→ REQUIREMENT
State how many lines of the records contain the string "text", and give no other information.

→ DATA ROWS
##############################
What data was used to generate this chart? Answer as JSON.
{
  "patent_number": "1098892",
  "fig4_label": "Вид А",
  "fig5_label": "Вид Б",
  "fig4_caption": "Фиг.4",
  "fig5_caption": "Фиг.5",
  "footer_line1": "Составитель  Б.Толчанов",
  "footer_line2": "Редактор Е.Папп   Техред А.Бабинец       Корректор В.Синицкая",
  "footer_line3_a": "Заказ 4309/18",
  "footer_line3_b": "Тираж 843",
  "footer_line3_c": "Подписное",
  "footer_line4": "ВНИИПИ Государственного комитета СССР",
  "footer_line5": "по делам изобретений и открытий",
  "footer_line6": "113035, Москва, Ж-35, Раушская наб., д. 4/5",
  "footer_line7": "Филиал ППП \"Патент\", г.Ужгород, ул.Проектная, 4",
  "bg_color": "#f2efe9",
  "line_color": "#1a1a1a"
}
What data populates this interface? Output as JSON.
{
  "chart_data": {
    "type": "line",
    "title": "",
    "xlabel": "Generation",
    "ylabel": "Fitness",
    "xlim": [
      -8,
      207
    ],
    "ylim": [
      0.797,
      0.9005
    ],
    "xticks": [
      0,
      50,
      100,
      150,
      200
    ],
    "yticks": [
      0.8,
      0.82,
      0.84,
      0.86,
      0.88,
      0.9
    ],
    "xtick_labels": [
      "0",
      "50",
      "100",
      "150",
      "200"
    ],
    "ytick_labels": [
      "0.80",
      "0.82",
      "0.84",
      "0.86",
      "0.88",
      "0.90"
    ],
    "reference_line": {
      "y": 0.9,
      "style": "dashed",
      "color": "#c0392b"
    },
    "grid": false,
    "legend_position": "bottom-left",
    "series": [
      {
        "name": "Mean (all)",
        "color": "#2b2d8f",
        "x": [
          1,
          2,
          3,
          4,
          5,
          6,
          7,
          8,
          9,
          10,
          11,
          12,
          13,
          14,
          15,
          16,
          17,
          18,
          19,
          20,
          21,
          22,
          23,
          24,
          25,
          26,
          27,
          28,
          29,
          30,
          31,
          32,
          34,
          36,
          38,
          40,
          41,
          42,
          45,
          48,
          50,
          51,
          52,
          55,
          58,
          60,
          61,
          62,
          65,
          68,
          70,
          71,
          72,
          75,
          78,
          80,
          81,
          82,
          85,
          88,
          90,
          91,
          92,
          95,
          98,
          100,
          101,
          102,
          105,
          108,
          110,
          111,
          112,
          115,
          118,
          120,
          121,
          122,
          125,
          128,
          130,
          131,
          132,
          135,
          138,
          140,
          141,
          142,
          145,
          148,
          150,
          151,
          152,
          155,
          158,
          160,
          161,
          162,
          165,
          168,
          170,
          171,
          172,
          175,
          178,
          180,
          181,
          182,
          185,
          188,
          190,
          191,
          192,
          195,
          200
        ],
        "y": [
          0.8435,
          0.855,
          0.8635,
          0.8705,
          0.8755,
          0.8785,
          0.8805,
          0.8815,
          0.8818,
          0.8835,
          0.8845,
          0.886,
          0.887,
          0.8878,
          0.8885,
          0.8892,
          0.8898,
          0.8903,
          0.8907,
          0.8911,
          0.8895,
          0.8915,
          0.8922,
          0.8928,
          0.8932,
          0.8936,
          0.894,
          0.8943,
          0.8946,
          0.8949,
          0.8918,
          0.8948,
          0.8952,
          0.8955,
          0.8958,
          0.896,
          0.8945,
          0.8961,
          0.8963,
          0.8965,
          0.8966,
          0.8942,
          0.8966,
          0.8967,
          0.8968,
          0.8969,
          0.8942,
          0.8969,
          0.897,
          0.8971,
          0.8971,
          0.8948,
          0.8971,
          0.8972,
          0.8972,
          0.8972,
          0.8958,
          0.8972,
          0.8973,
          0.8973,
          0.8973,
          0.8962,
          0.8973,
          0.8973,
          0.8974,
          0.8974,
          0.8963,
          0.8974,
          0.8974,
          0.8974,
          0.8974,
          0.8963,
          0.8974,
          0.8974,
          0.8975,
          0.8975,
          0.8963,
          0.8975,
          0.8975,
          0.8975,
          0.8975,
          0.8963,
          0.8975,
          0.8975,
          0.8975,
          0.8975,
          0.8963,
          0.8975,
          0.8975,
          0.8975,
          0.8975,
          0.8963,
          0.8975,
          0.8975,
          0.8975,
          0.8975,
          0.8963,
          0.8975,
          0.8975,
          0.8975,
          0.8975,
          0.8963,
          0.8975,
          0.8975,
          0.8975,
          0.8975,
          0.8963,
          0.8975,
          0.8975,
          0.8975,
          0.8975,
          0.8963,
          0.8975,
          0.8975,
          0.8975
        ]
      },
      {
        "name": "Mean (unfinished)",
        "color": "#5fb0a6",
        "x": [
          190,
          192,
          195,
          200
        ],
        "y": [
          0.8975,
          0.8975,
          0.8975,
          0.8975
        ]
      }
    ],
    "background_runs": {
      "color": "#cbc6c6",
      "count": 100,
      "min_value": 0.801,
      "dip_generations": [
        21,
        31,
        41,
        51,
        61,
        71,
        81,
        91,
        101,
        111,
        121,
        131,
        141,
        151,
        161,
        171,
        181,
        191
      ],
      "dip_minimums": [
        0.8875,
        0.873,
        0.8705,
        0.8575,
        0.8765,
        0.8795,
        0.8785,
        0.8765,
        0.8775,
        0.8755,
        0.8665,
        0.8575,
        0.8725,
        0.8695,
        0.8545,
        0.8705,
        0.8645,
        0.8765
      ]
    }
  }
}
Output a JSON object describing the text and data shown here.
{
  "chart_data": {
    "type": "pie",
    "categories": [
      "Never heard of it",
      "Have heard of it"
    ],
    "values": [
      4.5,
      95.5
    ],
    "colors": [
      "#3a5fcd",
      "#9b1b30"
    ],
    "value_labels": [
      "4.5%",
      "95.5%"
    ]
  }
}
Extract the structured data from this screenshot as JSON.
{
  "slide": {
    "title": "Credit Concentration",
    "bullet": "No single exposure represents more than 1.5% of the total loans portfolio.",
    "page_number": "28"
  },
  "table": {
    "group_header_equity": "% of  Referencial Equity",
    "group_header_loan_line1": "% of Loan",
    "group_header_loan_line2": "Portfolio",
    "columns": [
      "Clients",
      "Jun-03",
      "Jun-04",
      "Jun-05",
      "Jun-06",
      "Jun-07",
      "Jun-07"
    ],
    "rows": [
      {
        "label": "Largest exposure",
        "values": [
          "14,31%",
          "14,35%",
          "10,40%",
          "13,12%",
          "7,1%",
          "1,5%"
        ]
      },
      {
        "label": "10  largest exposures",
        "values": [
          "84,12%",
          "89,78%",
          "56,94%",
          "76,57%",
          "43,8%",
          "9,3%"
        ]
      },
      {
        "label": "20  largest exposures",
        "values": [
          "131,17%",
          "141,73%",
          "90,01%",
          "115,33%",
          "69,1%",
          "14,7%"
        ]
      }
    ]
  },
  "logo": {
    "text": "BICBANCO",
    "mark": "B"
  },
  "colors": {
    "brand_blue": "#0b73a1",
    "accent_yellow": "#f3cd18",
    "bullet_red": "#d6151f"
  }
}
##############################
→ WRITTEN REPLY
2